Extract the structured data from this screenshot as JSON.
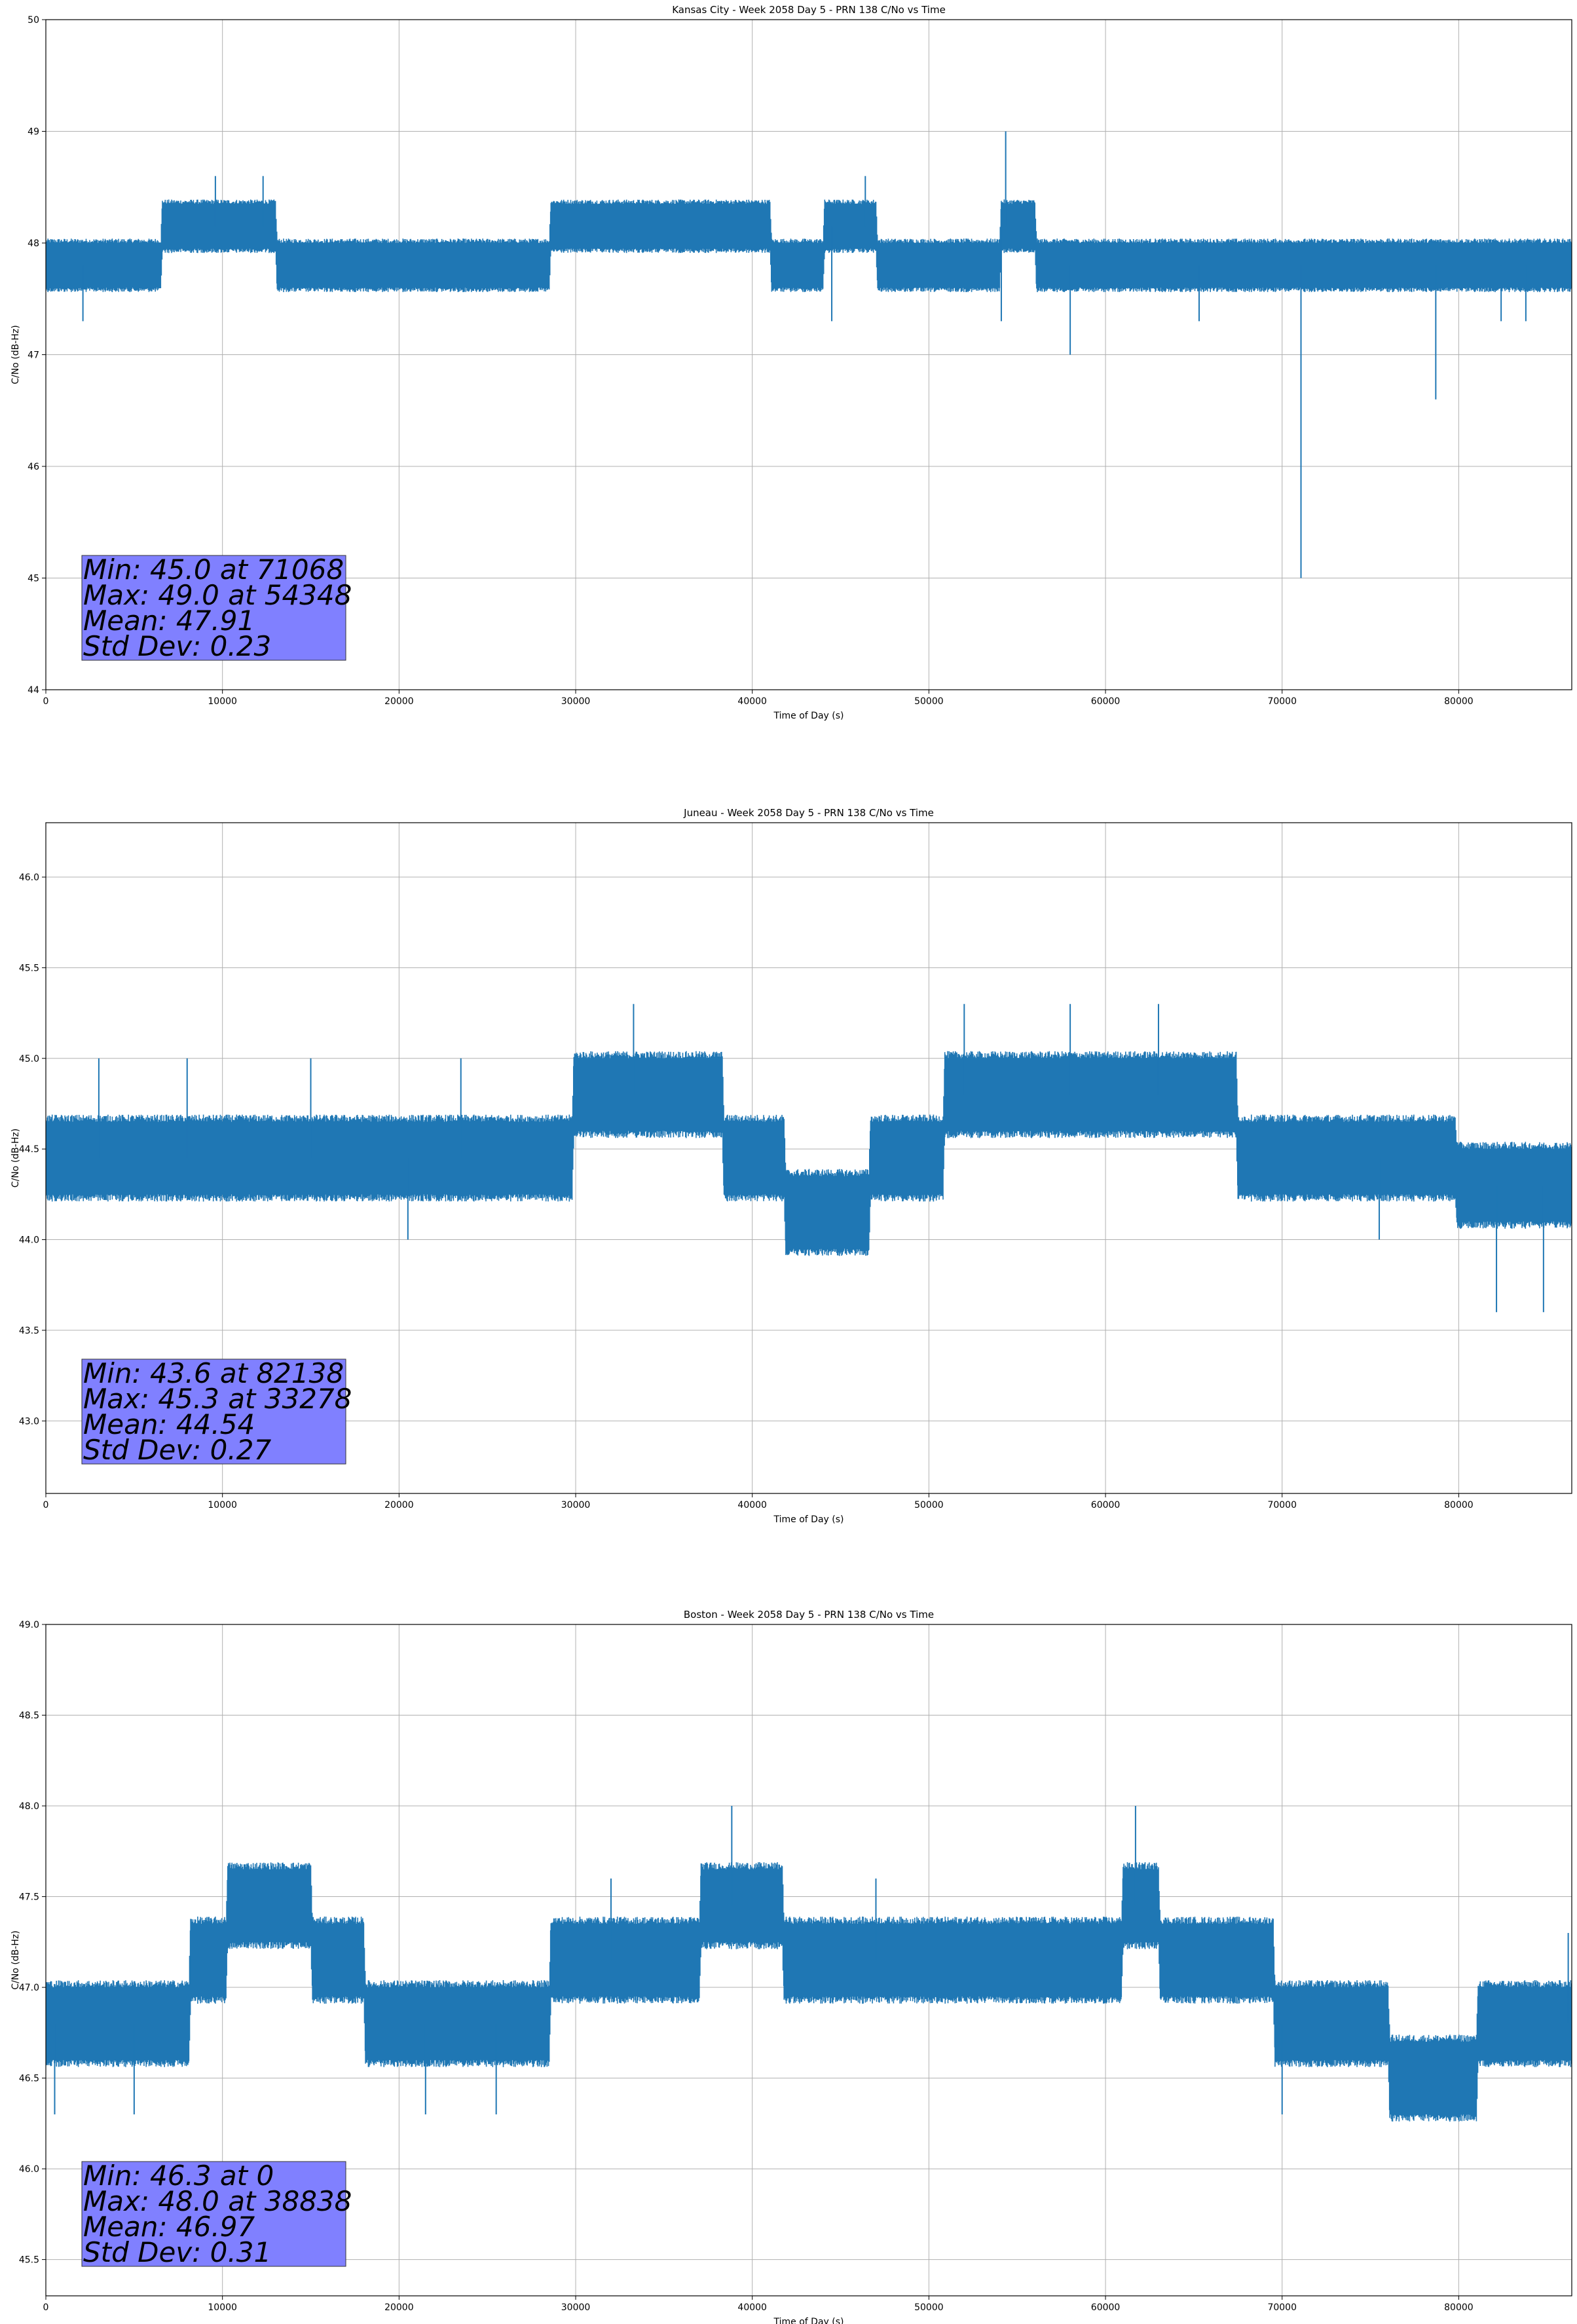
{
  "chart_data": [
    {
      "type": "line",
      "title": "Kansas City - Week 2058 Day 5 - PRN 138 C/No vs Time",
      "xlabel": "Time of Day (s)",
      "ylabel": "C/No (dB-Hz)",
      "xlim": [
        0,
        86400
      ],
      "ylim": [
        44,
        50
      ],
      "xticks": [
        0,
        10000,
        20000,
        30000,
        40000,
        50000,
        60000,
        70000,
        80000
      ],
      "yticks": [
        "44",
        "45",
        "46",
        "47",
        "48",
        "49",
        "50"
      ],
      "grid": true,
      "color": "#1f77b4",
      "series": [
        {
          "x": [
            0,
            6500,
            6600,
            13000,
            13100,
            28500,
            28600,
            41000,
            41100,
            44000,
            44100,
            47000,
            47100,
            54000,
            54100,
            56000,
            56100,
            80000,
            80100,
            86400
          ],
          "y": [
            47.8,
            47.8,
            48.15,
            48.15,
            47.8,
            47.8,
            48.15,
            48.15,
            47.8,
            47.8,
            48.15,
            48.15,
            47.8,
            47.8,
            48.15,
            48.15,
            47.8,
            47.8,
            47.8,
            47.8
          ]
        }
      ],
      "spikes": [
        {
          "x": 2100,
          "y": 47.3
        },
        {
          "x": 9600,
          "y": 48.6
        },
        {
          "x": 12300,
          "y": 48.6
        },
        {
          "x": 44500,
          "y": 47.3
        },
        {
          "x": 46400,
          "y": 48.6
        },
        {
          "x": 54348,
          "y": 49.0
        },
        {
          "x": 54100,
          "y": 47.3
        },
        {
          "x": 58000,
          "y": 47.0
        },
        {
          "x": 65300,
          "y": 47.3
        },
        {
          "x": 71068,
          "y": 45.0
        },
        {
          "x": 78700,
          "y": 46.6
        },
        {
          "x": 82400,
          "y": 47.3
        },
        {
          "x": 83800,
          "y": 47.3
        }
      ],
      "stats": {
        "line1": "Min: 45.0 at 71068",
        "line2": "Max: 49.0 at 54348",
        "line3": "Mean: 47.91",
        "line4": "Std Dev: 0.23"
      },
      "stats_box_color": "#8080ff"
    },
    {
      "type": "line",
      "title": "Juneau - Week 2058 Day 5 - PRN 138 C/No vs Time",
      "xlabel": "Time of Day (s)",
      "ylabel": "C/No (dB-Hz)",
      "xlim": [
        0,
        86400
      ],
      "ylim": [
        42.6,
        46.3
      ],
      "xticks": [
        0,
        10000,
        20000,
        30000,
        40000,
        50000,
        60000,
        70000,
        80000
      ],
      "yticks": [
        "43.0",
        "43.5",
        "44.0",
        "44.5",
        "45.0",
        "45.5",
        "46.0"
      ],
      "grid": true,
      "color": "#1f77b4",
      "series": [
        {
          "x": [
            0,
            29800,
            29900,
            38300,
            38400,
            41800,
            41900,
            46600,
            46700,
            50800,
            50900,
            67400,
            67500,
            79800,
            79900,
            86400
          ],
          "y": [
            44.45,
            44.45,
            44.8,
            44.8,
            44.45,
            44.45,
            44.15,
            44.15,
            44.45,
            44.45,
            44.8,
            44.8,
            44.45,
            44.45,
            44.3,
            44.3
          ]
        }
      ],
      "spikes": [
        {
          "x": 33278,
          "y": 45.3
        },
        {
          "x": 52000,
          "y": 45.3
        },
        {
          "x": 58000,
          "y": 45.3
        },
        {
          "x": 63000,
          "y": 45.3
        },
        {
          "x": 82138,
          "y": 43.6
        },
        {
          "x": 84800,
          "y": 43.6
        },
        {
          "x": 3000,
          "y": 45.0
        },
        {
          "x": 8000,
          "y": 45.0
        },
        {
          "x": 15000,
          "y": 45.0
        },
        {
          "x": 20500,
          "y": 44.0
        },
        {
          "x": 23500,
          "y": 45.0
        },
        {
          "x": 75500,
          "y": 44.0
        }
      ],
      "stats": {
        "line1": "Min: 43.6 at 82138",
        "line2": "Max: 45.3 at 33278",
        "line3": "Mean: 44.54",
        "line4": "Std Dev: 0.27"
      },
      "stats_box_color": "#8080ff"
    },
    {
      "type": "line",
      "title": "Boston - Week 2058 Day 5 - PRN 138 C/No vs Time",
      "xlabel": "Time of Day (s)",
      "ylabel": "C/No (dB-Hz)",
      "xlim": [
        0,
        86400
      ],
      "ylim": [
        45.3,
        49.0
      ],
      "xticks": [
        0,
        10000,
        20000,
        30000,
        40000,
        50000,
        60000,
        70000,
        80000
      ],
      "yticks": [
        "45.5",
        "46.0",
        "46.5",
        "47.0",
        "47.5",
        "48.0",
        "48.5",
        "49.0"
      ],
      "grid": true,
      "color": "#1f77b4",
      "series": [
        {
          "x": [
            0,
            8100,
            8200,
            10200,
            10300,
            15000,
            15100,
            18000,
            18100,
            28500,
            28600,
            37000,
            37100,
            41700,
            41800,
            60900,
            61000,
            63000,
            63100,
            69500,
            69600,
            76000,
            76100,
            81000,
            81100,
            86400
          ],
          "y": [
            46.8,
            46.8,
            47.15,
            47.15,
            47.45,
            47.45,
            47.15,
            47.15,
            46.8,
            46.8,
            47.15,
            47.15,
            47.45,
            47.45,
            47.15,
            47.15,
            47.45,
            47.45,
            47.15,
            47.15,
            46.8,
            46.8,
            46.5,
            46.5,
            46.8,
            46.8
          ]
        }
      ],
      "spikes": [
        {
          "x": 38838,
          "y": 48.0
        },
        {
          "x": 61700,
          "y": 48.0
        },
        {
          "x": 32000,
          "y": 47.6
        },
        {
          "x": 47000,
          "y": 47.6
        },
        {
          "x": 500,
          "y": 46.3
        },
        {
          "x": 5000,
          "y": 46.3
        },
        {
          "x": 21500,
          "y": 46.3
        },
        {
          "x": 25500,
          "y": 46.3
        },
        {
          "x": 70000,
          "y": 46.3
        },
        {
          "x": 86200,
          "y": 47.3
        }
      ],
      "stats": {
        "line1": "Min: 46.3 at 0",
        "line2": "Max: 48.0 at 38838",
        "line3": "Mean: 46.97",
        "line4": "Std Dev: 0.31"
      },
      "stats_box_color": "#8080ff"
    }
  ]
}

▸ GIVEN EXERCISE
The records above need to be given again exactly. Omit the pictures.

▸ ANSWER FOR THIS EXERCISE
Extract the structured data from this screenshot as JSON.
{
  "chart_data": [
    {
      "type": "line",
      "title": "Kansas City - Week 2058 Day 5 - PRN 138 C/No vs Time",
      "xlabel": "Time of Day (s)",
      "ylabel": "C/No (dB-Hz)",
      "xlim": [
        0,
        86400
      ],
      "ylim": [
        44,
        50
      ],
      "xticks": [
        0,
        10000,
        20000,
        30000,
        40000,
        50000,
        60000,
        70000,
        80000
      ],
      "yticks": [
        "44",
        "45",
        "46",
        "47",
        "48",
        "49",
        "50"
      ],
      "grid": true,
      "color": "#1f77b4",
      "series": [
        {
          "x": [
            0,
            6500,
            6600,
            13000,
            13100,
            28500,
            28600,
            41000,
            41100,
            44000,
            44100,
            47000,
            47100,
            54000,
            54100,
            56000,
            56100,
            80000,
            80100,
            86400
          ],
          "y": [
            47.8,
            47.8,
            48.15,
            48.15,
            47.8,
            47.8,
            48.15,
            48.15,
            47.8,
            47.8,
            48.15,
            48.15,
            47.8,
            47.8,
            48.15,
            48.15,
            47.8,
            47.8,
            47.8,
            47.8
          ]
        }
      ],
      "spikes": [
        {
          "x": 2100,
          "y": 47.3
        },
        {
          "x": 9600,
          "y": 48.6
        },
        {
          "x": 12300,
          "y": 48.6
        },
        {
          "x": 44500,
          "y": 47.3
        },
        {
          "x": 46400,
          "y": 48.6
        },
        {
          "x": 54348,
          "y": 49.0
        },
        {
          "x": 54100,
          "y": 47.3
        },
        {
          "x": 58000,
          "y": 47.0
        },
        {
          "x": 65300,
          "y": 47.3
        },
        {
          "x": 71068,
          "y": 45.0
        },
        {
          "x": 78700,
          "y": 46.6
        },
        {
          "x": 82400,
          "y": 47.3
        },
        {
          "x": 83800,
          "y": 47.3
        }
      ],
      "stats": {
        "line1": "Min: 45.0 at 71068",
        "line2": "Max: 49.0 at 54348",
        "line3": "Mean: 47.91",
        "line4": "Std Dev: 0.23"
      },
      "stats_box_color": "#8080ff"
    },
    {
      "type": "line",
      "title": "Juneau - Week 2058 Day 5 - PRN 138 C/No vs Time",
      "xlabel": "Time of Day (s)",
      "ylabel": "C/No (dB-Hz)",
      "xlim": [
        0,
        86400
      ],
      "ylim": [
        42.6,
        46.3
      ],
      "xticks": [
        0,
        10000,
        20000,
        30000,
        40000,
        50000,
        60000,
        70000,
        80000
      ],
      "yticks": [
        "43.0",
        "43.5",
        "44.0",
        "44.5",
        "45.0",
        "45.5",
        "46.0"
      ],
      "grid": true,
      "color": "#1f77b4",
      "series": [
        {
          "x": [
            0,
            29800,
            29900,
            38300,
            38400,
            41800,
            41900,
            46600,
            46700,
            50800,
            50900,
            67400,
            67500,
            79800,
            79900,
            86400
          ],
          "y": [
            44.45,
            44.45,
            44.8,
            44.8,
            44.45,
            44.45,
            44.15,
            44.15,
            44.45,
            44.45,
            44.8,
            44.8,
            44.45,
            44.45,
            44.3,
            44.3
          ]
        }
      ],
      "spikes": [
        {
          "x": 33278,
          "y": 45.3
        },
        {
          "x": 52000,
          "y": 45.3
        },
        {
          "x": 58000,
          "y": 45.3
        },
        {
          "x": 63000,
          "y": 45.3
        },
        {
          "x": 82138,
          "y": 43.6
        },
        {
          "x": 84800,
          "y": 43.6
        },
        {
          "x": 3000,
          "y": 45.0
        },
        {
          "x": 8000,
          "y": 45.0
        },
        {
          "x": 15000,
          "y": 45.0
        },
        {
          "x": 20500,
          "y": 44.0
        },
        {
          "x": 23500,
          "y": 45.0
        },
        {
          "x": 75500,
          "y": 44.0
        }
      ],
      "stats": {
        "line1": "Min: 43.6 at 82138",
        "line2": "Max: 45.3 at 33278",
        "line3": "Mean: 44.54",
        "line4": "Std Dev: 0.27"
      },
      "stats_box_color": "#8080ff"
    },
    {
      "type": "line",
      "title": "Boston - Week 2058 Day 5 - PRN 138 C/No vs Time",
      "xlabel": "Time of Day (s)",
      "ylabel": "C/No (dB-Hz)",
      "xlim": [
        0,
        86400
      ],
      "ylim": [
        45.3,
        49.0
      ],
      "xticks": [
        0,
        10000,
        20000,
        30000,
        40000,
        50000,
        60000,
        70000,
        80000
      ],
      "yticks": [
        "45.5",
        "46.0",
        "46.5",
        "47.0",
        "47.5",
        "48.0",
        "48.5",
        "49.0"
      ],
      "grid": true,
      "color": "#1f77b4",
      "series": [
        {
          "x": [
            0,
            8100,
            8200,
            10200,
            10300,
            15000,
            15100,
            18000,
            18100,
            28500,
            28600,
            37000,
            37100,
            41700,
            41800,
            60900,
            61000,
            63000,
            63100,
            69500,
            69600,
            76000,
            76100,
            81000,
            81100,
            86400
          ],
          "y": [
            46.8,
            46.8,
            47.15,
            47.15,
            47.45,
            47.45,
            47.15,
            47.15,
            46.8,
            46.8,
            47.15,
            47.15,
            47.45,
            47.45,
            47.15,
            47.15,
            47.45,
            47.45,
            47.15,
            47.15,
            46.8,
            46.8,
            46.5,
            46.5,
            46.8,
            46.8
          ]
        }
      ],
      "spikes": [
        {
          "x": 38838,
          "y": 48.0
        },
        {
          "x": 61700,
          "y": 48.0
        },
        {
          "x": 32000,
          "y": 47.6
        },
        {
          "x": 47000,
          "y": 47.6
        },
        {
          "x": 500,
          "y": 46.3
        },
        {
          "x": 5000,
          "y": 46.3
        },
        {
          "x": 21500,
          "y": 46.3
        },
        {
          "x": 25500,
          "y": 46.3
        },
        {
          "x": 70000,
          "y": 46.3
        },
        {
          "x": 86200,
          "y": 47.3
        }
      ],
      "stats": {
        "line1": "Min: 46.3 at 0",
        "line2": "Max: 48.0 at 38838",
        "line3": "Mean: 46.97",
        "line4": "Std Dev: 0.31"
      },
      "stats_box_color": "#8080ff"
    }
  ]
}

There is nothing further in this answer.